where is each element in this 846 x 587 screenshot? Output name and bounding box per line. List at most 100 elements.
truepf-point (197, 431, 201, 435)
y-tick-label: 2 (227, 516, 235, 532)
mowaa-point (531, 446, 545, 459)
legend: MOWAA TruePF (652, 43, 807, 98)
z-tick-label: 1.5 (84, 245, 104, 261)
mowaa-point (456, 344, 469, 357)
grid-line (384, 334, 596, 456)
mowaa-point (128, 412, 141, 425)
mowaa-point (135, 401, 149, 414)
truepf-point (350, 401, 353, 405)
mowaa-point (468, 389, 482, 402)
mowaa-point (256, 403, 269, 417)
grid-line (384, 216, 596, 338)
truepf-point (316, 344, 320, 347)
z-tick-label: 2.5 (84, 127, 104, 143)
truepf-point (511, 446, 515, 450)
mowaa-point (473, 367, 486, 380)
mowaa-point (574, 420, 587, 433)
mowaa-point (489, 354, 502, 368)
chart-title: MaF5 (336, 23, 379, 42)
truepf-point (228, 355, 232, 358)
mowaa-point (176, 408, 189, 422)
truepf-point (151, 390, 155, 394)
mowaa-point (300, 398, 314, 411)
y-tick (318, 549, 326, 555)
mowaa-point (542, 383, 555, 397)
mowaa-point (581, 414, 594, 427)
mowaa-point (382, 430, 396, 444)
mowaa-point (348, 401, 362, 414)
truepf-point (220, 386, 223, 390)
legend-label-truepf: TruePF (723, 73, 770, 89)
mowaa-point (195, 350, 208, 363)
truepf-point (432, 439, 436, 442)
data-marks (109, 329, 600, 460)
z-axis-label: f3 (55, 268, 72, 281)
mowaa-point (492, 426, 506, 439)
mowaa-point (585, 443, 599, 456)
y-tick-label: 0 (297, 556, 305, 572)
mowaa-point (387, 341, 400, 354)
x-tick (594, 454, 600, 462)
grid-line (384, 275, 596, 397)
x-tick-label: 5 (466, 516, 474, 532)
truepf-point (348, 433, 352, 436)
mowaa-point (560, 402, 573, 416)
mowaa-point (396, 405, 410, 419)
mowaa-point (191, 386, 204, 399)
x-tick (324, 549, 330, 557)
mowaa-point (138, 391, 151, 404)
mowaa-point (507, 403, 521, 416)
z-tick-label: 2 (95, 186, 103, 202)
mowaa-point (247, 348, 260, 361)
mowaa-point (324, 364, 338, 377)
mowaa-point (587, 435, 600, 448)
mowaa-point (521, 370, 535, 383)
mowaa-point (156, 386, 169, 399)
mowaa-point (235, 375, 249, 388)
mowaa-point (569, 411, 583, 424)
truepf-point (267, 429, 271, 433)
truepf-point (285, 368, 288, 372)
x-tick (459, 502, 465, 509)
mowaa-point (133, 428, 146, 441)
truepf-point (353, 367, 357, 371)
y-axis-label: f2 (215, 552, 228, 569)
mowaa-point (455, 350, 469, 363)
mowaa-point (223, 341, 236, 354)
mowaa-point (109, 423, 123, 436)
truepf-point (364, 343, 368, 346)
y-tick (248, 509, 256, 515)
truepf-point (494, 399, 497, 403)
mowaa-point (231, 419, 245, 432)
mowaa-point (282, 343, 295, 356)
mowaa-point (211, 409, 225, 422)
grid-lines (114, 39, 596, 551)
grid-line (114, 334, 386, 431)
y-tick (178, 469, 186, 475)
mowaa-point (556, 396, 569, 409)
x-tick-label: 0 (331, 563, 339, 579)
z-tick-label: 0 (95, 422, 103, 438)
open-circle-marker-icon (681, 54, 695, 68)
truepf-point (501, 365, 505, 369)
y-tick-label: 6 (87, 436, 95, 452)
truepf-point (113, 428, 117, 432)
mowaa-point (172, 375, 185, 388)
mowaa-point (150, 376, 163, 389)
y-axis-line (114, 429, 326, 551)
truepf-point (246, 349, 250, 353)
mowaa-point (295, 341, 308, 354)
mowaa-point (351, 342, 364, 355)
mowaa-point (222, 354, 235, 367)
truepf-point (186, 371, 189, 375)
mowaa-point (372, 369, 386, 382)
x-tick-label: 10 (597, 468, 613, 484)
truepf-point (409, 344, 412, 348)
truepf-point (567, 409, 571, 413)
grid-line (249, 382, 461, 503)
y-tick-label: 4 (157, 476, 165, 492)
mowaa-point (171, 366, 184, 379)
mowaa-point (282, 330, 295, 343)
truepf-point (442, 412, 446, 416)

- _YOUR GOAL_: Pick out every line of the entries that contains the string "axis". Treat uppercase and lowercase as different.

- _RESULT OF THIS TASK_:
z-axis-label: f3 (55, 268, 72, 281)
y-axis-label: f2 (215, 552, 228, 569)
y-axis-line (114, 429, 326, 551)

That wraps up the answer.